■ Problem requirements: Return the lines below that carry the word "kernelconnect".

■ Given entries:
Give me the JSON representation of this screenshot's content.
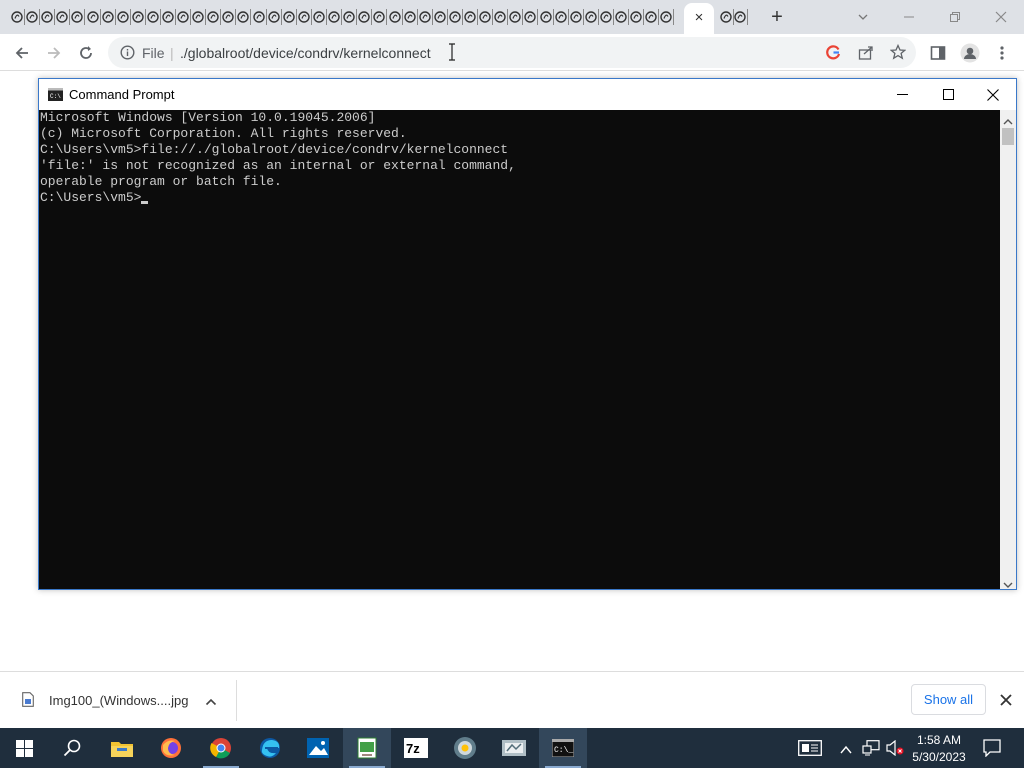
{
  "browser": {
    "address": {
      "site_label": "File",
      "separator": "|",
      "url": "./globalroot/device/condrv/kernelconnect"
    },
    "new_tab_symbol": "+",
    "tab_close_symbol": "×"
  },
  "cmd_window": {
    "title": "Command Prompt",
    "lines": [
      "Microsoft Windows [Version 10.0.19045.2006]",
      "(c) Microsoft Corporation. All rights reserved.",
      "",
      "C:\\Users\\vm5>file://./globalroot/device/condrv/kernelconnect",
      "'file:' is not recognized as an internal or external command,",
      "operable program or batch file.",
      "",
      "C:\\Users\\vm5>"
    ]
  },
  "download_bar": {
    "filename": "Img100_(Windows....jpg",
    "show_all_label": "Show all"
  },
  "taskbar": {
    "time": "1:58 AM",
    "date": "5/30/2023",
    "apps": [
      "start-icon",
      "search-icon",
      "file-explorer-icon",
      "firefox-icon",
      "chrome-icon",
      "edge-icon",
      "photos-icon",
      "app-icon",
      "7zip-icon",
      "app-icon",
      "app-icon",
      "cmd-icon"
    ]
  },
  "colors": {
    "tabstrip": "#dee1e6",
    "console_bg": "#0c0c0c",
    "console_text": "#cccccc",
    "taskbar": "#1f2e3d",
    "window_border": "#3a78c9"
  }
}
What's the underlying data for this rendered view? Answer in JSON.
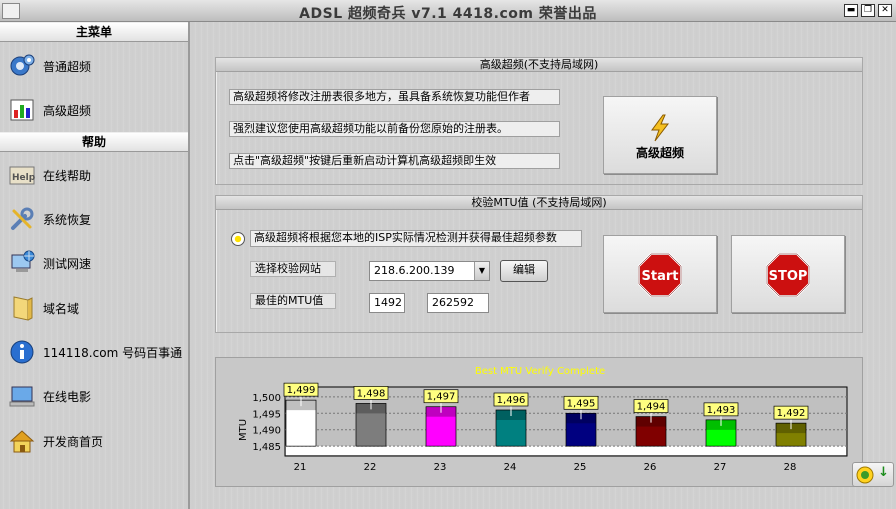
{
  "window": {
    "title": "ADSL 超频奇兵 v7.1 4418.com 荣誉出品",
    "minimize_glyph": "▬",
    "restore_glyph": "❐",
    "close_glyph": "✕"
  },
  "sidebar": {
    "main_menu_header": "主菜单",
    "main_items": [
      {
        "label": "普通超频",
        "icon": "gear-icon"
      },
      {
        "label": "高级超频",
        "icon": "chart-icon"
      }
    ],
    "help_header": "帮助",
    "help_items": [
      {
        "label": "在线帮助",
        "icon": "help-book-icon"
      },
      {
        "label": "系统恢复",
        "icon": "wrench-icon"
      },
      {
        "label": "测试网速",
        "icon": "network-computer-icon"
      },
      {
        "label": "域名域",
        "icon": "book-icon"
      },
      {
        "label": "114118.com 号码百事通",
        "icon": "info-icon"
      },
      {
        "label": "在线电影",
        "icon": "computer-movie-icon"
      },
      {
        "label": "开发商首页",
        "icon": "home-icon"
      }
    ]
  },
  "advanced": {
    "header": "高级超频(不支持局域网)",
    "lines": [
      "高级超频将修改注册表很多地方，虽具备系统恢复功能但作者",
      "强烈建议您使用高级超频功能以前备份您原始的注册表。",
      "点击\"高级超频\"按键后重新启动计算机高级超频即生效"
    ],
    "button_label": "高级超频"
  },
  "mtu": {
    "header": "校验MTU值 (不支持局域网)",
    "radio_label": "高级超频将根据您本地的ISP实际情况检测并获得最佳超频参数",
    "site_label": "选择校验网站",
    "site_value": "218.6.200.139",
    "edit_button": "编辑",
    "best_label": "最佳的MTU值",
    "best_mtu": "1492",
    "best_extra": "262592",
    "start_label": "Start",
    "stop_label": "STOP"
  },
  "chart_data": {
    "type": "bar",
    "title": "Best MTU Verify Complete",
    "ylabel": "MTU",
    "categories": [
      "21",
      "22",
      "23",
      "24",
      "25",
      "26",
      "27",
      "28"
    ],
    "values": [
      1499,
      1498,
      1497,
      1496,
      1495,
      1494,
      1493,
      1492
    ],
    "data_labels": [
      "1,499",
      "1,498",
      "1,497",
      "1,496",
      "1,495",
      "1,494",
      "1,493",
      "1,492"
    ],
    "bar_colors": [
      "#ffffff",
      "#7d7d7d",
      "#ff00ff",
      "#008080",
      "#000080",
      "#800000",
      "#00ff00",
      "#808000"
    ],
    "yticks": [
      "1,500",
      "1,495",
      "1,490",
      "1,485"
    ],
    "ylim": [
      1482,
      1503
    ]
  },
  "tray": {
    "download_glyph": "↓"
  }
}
---
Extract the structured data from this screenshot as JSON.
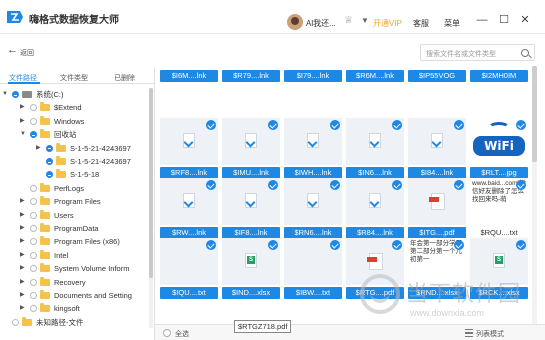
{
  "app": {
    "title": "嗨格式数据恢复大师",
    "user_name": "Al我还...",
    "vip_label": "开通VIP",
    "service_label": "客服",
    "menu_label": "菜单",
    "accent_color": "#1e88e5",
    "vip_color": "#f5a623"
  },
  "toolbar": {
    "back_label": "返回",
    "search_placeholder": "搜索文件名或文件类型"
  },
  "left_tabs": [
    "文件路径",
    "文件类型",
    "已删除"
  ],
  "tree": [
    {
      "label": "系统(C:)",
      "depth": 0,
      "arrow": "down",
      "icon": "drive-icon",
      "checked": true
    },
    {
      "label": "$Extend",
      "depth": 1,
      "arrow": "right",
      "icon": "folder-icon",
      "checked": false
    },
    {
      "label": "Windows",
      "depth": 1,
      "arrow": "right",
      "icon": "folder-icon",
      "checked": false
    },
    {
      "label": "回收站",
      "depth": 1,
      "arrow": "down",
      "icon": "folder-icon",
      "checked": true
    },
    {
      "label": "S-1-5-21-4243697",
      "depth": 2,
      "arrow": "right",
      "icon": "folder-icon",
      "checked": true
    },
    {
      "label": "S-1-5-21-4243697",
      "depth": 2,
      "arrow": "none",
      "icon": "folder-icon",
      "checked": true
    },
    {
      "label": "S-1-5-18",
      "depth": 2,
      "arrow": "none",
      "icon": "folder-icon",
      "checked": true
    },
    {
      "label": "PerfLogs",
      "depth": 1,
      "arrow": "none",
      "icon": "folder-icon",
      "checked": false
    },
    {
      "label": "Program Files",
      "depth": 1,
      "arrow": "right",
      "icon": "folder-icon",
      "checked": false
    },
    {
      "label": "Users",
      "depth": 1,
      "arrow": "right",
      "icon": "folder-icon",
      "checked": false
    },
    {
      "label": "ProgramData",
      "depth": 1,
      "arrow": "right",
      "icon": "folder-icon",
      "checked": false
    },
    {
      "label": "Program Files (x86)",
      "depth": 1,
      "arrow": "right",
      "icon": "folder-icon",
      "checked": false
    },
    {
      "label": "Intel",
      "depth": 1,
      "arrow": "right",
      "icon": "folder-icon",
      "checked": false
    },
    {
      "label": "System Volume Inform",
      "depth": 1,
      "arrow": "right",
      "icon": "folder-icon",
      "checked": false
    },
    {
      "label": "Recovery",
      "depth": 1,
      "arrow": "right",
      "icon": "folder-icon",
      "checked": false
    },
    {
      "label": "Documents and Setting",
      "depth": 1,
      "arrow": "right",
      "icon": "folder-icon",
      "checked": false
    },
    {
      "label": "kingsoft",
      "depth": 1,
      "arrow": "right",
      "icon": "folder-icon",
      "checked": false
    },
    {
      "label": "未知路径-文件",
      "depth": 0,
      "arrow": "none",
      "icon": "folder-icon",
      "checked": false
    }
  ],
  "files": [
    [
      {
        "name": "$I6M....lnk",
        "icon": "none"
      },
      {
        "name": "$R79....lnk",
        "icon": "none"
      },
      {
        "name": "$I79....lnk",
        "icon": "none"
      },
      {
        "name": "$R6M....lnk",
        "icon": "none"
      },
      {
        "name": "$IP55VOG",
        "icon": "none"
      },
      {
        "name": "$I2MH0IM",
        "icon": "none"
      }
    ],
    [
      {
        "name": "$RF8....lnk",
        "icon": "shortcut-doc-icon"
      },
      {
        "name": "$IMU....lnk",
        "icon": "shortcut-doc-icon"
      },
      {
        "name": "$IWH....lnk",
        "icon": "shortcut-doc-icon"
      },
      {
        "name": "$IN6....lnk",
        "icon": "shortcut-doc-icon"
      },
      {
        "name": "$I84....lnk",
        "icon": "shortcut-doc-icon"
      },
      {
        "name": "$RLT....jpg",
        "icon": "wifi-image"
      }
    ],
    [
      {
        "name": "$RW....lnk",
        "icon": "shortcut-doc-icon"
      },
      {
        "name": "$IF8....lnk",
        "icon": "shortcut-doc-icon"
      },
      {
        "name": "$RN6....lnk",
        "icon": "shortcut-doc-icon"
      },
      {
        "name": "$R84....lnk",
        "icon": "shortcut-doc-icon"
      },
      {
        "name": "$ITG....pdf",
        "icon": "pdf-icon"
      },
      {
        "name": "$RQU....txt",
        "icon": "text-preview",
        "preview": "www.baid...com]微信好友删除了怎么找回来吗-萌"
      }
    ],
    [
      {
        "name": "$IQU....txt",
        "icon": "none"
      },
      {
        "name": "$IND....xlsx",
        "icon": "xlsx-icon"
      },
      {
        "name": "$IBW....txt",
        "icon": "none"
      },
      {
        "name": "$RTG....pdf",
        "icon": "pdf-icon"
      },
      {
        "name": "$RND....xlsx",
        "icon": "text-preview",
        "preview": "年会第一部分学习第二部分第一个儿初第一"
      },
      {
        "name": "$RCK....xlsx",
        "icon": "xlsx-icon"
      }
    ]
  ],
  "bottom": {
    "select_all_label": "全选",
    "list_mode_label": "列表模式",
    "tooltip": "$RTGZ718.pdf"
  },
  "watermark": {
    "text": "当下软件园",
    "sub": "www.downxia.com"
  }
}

■ Response below:
      "url": "./globalroot/device/condrv/kernelconnect"
      "C:\\Users\\vm5>file://./globalroot/device/condrv/kernelconnect",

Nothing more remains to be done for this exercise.